■ What the task requires:
Output the material below in its entirety, exactly as given.

※

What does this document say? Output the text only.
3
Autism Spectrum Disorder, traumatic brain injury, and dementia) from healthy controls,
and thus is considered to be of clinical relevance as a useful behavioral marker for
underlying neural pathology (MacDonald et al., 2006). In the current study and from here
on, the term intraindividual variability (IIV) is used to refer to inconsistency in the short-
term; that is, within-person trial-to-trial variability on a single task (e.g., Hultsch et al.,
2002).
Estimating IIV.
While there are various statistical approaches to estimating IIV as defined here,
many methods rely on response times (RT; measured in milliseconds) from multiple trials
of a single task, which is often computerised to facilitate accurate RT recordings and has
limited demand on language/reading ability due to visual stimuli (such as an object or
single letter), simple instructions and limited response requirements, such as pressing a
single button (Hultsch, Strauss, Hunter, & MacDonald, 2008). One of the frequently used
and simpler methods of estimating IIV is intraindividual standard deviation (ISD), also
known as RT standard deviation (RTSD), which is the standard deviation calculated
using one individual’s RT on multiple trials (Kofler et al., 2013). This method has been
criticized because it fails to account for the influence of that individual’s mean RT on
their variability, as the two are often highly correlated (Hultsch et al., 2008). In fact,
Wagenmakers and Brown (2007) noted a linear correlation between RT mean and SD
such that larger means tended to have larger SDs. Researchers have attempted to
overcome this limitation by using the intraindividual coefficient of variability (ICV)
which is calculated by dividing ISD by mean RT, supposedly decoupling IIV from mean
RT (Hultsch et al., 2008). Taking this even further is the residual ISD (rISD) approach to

※

■ Solved exercise:
What does this document say? Output the text only.
3
Autism Spectrum Disorder, traumatic brain injury, and dementia) from healthy controls,
and thus is considered to be of clinical relevance as a useful behavioral marker for
underlying neural pathology (MacDonald et al., 2006). In the current study and from here
on, the term intraindividual variability (IIV) is used to refer to inconsistency in the short-
term; that is, within-person trial-to-trial variability on a single task (e.g., Hultsch et al.,
2002).
Estimating IIV.
While there are various statistical approaches to estimating IIV as defined here,
many methods rely on response times (RT; measured in milliseconds) from multiple trials
of a single task, which is often computerised to facilitate accurate RT recordings and has
limited demand on language/reading ability due to visual stimuli (such as an object or
single letter), simple instructions and limited response requirements, such as pressing a
single button (Hultsch, Strauss, Hunter, & MacDonald, 2008). One of the frequently used
and simpler methods of estimating IIV is intraindividual standard deviation (ISD), also
known as RT standard deviation (RTSD), which is the standard deviation calculated
using one individual’s RT on multiple trials (Kofler et al., 2013). This method has been
criticized because it fails to account for the influence of that individual’s mean RT on
their variability, as the two are often highly correlated (Hultsch et al., 2008). In fact,
Wagenmakers and Brown (2007) noted a linear correlation between RT mean and SD
such that larger means tended to have larger SDs. Researchers have attempted to
overcome this limitation by using the intraindividual coefficient of variability (ICV)
which is calculated by dividing ISD by mean RT, supposedly decoupling IIV from mean
RT (Hultsch et al., 2008). Taking this even further is the residual ISD (rISD) approach to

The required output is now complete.